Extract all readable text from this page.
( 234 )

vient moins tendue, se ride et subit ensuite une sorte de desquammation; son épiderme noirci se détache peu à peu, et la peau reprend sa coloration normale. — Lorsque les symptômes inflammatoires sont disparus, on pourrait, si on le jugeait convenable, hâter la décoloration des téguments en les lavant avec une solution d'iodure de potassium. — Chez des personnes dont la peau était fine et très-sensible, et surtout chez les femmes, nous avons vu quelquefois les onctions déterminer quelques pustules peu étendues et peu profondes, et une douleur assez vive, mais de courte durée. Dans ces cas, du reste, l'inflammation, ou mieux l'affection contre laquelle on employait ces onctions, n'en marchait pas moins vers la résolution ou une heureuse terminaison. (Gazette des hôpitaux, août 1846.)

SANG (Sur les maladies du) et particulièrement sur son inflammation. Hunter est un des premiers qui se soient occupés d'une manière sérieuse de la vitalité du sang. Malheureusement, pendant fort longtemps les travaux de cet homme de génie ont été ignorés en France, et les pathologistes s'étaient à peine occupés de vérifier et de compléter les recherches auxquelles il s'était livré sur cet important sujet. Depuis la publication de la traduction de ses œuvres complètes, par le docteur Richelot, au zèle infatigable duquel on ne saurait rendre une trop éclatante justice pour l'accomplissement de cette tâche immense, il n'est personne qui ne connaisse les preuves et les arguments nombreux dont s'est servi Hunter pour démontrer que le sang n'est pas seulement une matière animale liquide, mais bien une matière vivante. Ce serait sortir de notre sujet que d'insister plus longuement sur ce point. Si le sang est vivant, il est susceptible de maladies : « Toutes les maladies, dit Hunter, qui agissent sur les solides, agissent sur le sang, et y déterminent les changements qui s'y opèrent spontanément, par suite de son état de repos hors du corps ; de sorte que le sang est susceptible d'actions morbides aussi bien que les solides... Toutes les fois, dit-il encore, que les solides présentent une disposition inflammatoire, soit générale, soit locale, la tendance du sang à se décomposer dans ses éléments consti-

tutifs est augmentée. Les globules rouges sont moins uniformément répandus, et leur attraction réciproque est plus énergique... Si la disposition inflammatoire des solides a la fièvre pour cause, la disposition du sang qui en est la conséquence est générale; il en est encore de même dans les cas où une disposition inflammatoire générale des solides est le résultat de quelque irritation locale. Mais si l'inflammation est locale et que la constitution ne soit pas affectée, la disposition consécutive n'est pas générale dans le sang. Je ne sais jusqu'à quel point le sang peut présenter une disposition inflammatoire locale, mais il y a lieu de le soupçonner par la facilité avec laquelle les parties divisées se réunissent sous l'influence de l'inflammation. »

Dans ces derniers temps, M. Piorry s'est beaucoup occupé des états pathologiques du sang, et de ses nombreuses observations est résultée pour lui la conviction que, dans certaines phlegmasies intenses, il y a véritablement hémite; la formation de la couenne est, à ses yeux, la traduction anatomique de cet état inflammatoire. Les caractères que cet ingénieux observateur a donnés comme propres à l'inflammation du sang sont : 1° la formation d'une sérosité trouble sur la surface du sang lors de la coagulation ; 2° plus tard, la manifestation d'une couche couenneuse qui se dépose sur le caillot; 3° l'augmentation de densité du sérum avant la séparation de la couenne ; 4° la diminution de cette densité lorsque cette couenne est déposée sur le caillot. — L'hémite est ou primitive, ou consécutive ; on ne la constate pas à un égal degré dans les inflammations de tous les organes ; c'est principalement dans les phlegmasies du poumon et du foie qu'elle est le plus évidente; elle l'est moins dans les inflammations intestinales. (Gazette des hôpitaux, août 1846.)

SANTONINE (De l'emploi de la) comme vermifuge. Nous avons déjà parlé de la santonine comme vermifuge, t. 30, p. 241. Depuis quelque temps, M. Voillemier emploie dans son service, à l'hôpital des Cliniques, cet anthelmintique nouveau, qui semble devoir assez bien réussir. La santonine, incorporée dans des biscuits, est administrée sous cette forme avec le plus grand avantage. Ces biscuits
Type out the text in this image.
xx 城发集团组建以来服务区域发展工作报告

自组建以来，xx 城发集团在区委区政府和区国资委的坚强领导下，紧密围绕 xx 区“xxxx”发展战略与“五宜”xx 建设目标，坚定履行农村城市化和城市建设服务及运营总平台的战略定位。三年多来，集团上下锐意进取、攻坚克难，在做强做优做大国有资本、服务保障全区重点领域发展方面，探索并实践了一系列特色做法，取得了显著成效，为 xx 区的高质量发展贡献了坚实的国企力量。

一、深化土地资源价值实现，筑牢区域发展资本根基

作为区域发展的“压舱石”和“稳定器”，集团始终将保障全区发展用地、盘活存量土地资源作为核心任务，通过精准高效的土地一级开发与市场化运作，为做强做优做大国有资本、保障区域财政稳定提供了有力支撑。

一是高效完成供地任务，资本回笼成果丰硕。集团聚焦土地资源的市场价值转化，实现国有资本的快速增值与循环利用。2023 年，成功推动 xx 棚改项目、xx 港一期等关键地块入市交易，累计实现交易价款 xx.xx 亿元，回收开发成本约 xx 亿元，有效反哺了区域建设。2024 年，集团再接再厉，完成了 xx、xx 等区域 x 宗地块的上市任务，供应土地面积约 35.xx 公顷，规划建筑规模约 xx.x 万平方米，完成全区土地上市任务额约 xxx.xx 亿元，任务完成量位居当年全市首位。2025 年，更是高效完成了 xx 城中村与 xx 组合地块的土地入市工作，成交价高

* * * * * * * * *

__Goal__: Return the entries above exactly, each one complete.

__Solution to this task__:
Extract all readable text from this page.
( 234 )

vient moins tendue, se ride et subit ensuite une sorte de desquammation; son épiderme noirci se détache peu à peu, et la peau reprend sa coloration normale. — Lorsque les symptômes inflammatoires sont disparus, on pourrait, si on le jugeait convenable, hâter la décoloration des téguments en les lavant avec une solution d'iodure de potassium. — Chez des personnes dont la peau était fine et très-sensible, et surtout chez les femmes, nous avons vu quelquefois les onctions déterminer quelques pustules peu étendues et peu profondes, et une douleur assez vive, mais de courte durée. Dans ces cas, du reste, l'inflammation, ou mieux l'affection contre laquelle on employait ces onctions, n'en marchait pas moins vers la résolution ou une heureuse terminaison. (Gazette des hôpitaux, août 1846.)

SANG (Sur les maladies du) et particulièrement sur son inflammation. Hunter est un des premiers qui se soient occupés d'une manière sérieuse de la vitalité du sang. Malheureusement, pendant fort longtemps les travaux de cet homme de génie ont été ignorés en France, et les pathologistes s'étaient à peine occupés de vérifier et de compléter les recherches auxquelles il s'était livré sur cet important sujet. Depuis la publication de la traduction de ses œuvres complètes, par le docteur Richelot, au zèle infatigable duquel on ne saurait rendre une trop éclatante justice pour l'accomplissement de cette tâche immense, il n'est personne qui ne connaisse les preuves et les arguments nombreux dont s'est servi Hunter pour démontrer que le sang n'est pas seulement une matière animale liquide, mais bien une matière vivante. Ce serait sortir de notre sujet que d'insister plus longuement sur ce point. Si le sang est vivant, il est susceptible de maladies : « Toutes les maladies, dit Hunter, qui agissent sur les solides, agissent sur le sang, et y déterminent les changements qui s'y opèrent spontanément, par suite de son état de repos hors du corps ; de sorte que le sang est susceptible d'actions morbides aussi bien que les solides... Toutes les fois, dit-il encore, que les solides présentent une disposition inflammatoire, soit générale, soit locale, la tendance du sang à se décomposer dans ses éléments consti-

tutifs est augmentée. Les globules rouges sont moins uniformément répandus, et leur attraction réciproque est plus énergique... Si la disposition inflammatoire des solides a la fièvre pour cause, la disposition du sang qui en est la conséquence est générale; il en est encore de même dans les cas où une disposition inflammatoire générale des solides est le résultat de quelque irritation locale. Mais si l'inflammation est locale et que la constitution ne soit pas affectée, la disposition consécutive n'est pas générale dans le sang. Je ne sais jusqu'à quel point le sang peut présenter une disposition inflammatoire locale, mais il y a lieu de le soupçonner par la facilité avec laquelle les parties divisées se réunissent sous l'influence de l'inflammation. »

Dans ces derniers temps, M. Piorry s'est beaucoup occupé des états pathologiques du sang, et de ses nombreuses observations est résultée pour lui la conviction que, dans certaines phlegmasies intenses, il y a véritablement hémite; la formation de la couenne est, à ses yeux, la traduction anatomique de cet état inflammatoire. Les caractères que cet ingénieux observateur a donnés comme propres à l'inflammation du sang sont : 1° la formation d'une sérosité trouble sur la surface du sang lors de la coagulation ; 2° plus tard, la manifestation d'une couche couenneuse qui se dépose sur le caillot; 3° l'augmentation de densité du sérum avant la séparation de la couenne ; 4° la diminution de cette densité lorsque cette couenne est déposée sur le caillot. — L'hémite est ou primitive, ou consécutive ; on ne la constate pas à un égal degré dans les inflammations de tous les organes ; c'est principalement dans les phlegmasies du poumon et du foie qu'elle est le plus évidente; elle l'est moins dans les inflammations intestinales. (Gazette des hôpitaux, août 1846.)

SANTONINE (De l'emploi de la) comme vermifuge. Nous avons déjà parlé de la santonine comme vermifuge, t. 30, p. 241. Depuis quelque temps, M. Voillemier emploie dans son service, à l'hôpital des Cliniques, cet anthelmintique nouveau, qui semble devoir assez bien réussir. La santonine, incorporée dans des biscuits, est administrée sous cette forme avec le plus grand avantage. Ces biscuits
Type out the text in this image.
xx 城发集团组建以来服务区域发展工作报告

自组建以来，xx 城发集团在区委区政府和区国资委的坚强领导下，紧密围绕 xx 区“xxxx”发展战略与“五宜”xx 建设目标，坚定履行农村城市化和城市建设服务及运营总平台的战略定位。三年多来，集团上下锐意进取、攻坚克难，在做强做优做大国有资本、服务保障全区重点领域发展方面，探索并实践了一系列特色做法，取得了显著成效，为 xx 区的高质量发展贡献了坚实的国企力量。

一、深化土地资源价值实现，筑牢区域发展资本根基

作为区域发展的“压舱石”和“稳定器”，集团始终将保障全区发展用地、盘活存量土地资源作为核心任务，通过精准高效的土地一级开发与市场化运作，为做强做优做大国有资本、保障区域财政稳定提供了有力支撑。

一是高效完成供地任务，资本回笼成果丰硕。集团聚焦土地资源的市场价值转化，实现国有资本的快速增值与循环利用。2023 年，成功推动 xx 棚改项目、xx 港一期等关键地块入市交易，累计实现交易价款 xx.xx 亿元，回收开发成本约 xx 亿元，有效反哺了区域建设。2024 年，集团再接再厉，完成了 xx、xx 等区域 x 宗地块的上市任务，供应土地面积约 35.xx 公顷，规划建筑规模约 xx.x 万平方米，完成全区土地上市任务额约 xxx.xx 亿元，任务完成量位居当年全市首位。2025 年，更是高效完成了 xx 城中村与 xx 组合地块的土地入市工作，成交价高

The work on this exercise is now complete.